* _Direction_:
Copy each line that holds "Номер".

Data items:
_ _ _ _

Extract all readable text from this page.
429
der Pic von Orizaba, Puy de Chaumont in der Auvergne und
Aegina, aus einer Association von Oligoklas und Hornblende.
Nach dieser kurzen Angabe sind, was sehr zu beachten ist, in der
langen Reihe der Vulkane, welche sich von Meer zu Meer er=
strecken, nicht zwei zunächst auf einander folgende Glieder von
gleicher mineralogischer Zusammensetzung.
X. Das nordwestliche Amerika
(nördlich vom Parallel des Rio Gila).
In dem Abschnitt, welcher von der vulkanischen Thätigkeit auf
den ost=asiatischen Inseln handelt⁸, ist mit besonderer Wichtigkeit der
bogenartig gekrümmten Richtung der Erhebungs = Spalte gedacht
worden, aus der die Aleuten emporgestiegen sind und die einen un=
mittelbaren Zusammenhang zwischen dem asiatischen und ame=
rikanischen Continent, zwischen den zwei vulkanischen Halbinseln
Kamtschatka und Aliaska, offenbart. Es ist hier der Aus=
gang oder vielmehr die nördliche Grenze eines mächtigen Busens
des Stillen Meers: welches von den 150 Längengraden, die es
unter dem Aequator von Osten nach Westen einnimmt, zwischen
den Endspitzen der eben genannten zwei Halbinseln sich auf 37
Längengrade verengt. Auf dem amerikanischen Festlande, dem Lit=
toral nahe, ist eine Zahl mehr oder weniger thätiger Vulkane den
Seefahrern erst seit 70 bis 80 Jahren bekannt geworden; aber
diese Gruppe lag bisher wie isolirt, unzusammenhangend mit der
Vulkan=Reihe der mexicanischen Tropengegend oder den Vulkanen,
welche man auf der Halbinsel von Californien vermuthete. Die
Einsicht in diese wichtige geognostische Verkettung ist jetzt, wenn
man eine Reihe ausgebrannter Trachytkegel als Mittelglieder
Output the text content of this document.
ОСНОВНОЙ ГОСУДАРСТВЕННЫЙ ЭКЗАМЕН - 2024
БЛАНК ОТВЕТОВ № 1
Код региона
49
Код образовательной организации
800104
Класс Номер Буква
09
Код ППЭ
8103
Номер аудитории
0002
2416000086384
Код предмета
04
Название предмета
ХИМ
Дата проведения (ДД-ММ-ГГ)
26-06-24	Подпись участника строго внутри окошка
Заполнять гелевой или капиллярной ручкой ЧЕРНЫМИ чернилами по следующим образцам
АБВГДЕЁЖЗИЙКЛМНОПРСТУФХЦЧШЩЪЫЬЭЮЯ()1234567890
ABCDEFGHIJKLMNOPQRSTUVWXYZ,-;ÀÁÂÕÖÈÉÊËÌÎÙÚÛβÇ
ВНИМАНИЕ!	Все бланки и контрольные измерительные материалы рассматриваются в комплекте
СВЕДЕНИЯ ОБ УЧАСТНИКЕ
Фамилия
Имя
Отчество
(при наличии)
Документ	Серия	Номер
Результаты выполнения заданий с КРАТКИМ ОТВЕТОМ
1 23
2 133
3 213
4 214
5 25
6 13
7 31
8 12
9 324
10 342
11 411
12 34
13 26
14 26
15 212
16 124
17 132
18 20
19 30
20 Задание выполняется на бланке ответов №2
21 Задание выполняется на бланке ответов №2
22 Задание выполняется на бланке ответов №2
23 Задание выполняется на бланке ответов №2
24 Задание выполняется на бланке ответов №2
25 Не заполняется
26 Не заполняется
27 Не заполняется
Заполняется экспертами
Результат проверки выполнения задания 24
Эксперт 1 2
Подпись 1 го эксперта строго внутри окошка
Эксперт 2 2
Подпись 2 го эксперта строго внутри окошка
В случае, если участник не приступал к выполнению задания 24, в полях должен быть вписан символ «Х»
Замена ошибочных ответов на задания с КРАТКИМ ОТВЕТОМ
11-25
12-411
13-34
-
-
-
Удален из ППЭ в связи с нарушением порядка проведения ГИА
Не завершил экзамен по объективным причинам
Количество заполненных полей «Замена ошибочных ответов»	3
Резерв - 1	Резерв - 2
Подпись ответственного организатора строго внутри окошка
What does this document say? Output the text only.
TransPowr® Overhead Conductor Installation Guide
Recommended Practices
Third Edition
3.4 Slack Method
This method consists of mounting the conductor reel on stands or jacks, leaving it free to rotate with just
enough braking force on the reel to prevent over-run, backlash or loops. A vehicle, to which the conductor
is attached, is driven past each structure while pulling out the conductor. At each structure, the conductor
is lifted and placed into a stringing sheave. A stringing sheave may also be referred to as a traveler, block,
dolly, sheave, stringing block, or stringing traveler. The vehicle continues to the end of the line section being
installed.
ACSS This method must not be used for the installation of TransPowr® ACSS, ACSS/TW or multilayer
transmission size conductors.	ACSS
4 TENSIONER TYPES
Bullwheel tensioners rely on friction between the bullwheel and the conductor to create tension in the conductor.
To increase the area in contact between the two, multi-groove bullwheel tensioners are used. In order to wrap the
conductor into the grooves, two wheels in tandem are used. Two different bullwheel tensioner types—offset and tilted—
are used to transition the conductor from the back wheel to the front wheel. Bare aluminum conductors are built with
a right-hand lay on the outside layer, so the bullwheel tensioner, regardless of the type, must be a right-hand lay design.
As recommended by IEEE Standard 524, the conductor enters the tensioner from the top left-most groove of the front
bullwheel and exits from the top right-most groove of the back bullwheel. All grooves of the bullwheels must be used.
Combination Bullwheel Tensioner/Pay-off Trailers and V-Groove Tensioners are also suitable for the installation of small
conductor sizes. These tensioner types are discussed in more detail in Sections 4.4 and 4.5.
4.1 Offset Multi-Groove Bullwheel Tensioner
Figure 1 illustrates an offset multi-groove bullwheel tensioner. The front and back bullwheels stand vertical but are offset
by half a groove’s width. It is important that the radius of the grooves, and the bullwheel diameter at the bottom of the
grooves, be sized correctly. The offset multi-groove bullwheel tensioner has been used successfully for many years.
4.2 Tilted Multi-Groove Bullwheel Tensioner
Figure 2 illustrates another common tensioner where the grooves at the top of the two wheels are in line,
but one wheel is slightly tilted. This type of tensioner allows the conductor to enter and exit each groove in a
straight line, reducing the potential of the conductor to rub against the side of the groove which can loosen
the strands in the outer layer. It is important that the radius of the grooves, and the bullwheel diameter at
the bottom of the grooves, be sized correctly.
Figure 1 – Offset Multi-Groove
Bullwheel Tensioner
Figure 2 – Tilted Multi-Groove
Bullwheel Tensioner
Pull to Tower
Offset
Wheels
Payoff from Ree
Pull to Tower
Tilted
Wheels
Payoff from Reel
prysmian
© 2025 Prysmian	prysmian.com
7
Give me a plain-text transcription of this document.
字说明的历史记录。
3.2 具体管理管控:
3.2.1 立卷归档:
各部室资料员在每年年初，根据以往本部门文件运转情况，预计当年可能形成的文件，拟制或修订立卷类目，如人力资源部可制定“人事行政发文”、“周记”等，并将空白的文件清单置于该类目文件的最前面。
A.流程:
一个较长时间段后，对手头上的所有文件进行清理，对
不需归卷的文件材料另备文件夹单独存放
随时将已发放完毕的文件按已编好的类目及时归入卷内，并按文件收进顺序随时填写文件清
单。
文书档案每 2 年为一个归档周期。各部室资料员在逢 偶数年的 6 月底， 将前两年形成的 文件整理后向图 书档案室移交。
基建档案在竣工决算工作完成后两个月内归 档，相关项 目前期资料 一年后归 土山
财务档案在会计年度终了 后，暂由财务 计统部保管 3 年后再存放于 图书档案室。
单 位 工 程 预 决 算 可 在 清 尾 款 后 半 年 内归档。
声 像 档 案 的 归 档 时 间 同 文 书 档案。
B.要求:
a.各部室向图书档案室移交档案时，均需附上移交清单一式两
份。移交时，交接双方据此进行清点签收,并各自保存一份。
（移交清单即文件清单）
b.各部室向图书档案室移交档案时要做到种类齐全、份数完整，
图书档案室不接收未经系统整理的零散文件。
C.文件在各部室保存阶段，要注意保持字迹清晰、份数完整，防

_ _ _ _

* _Solved problem_:
Класс Номер Буква
Номер аудитории
Документ	Серия	Номер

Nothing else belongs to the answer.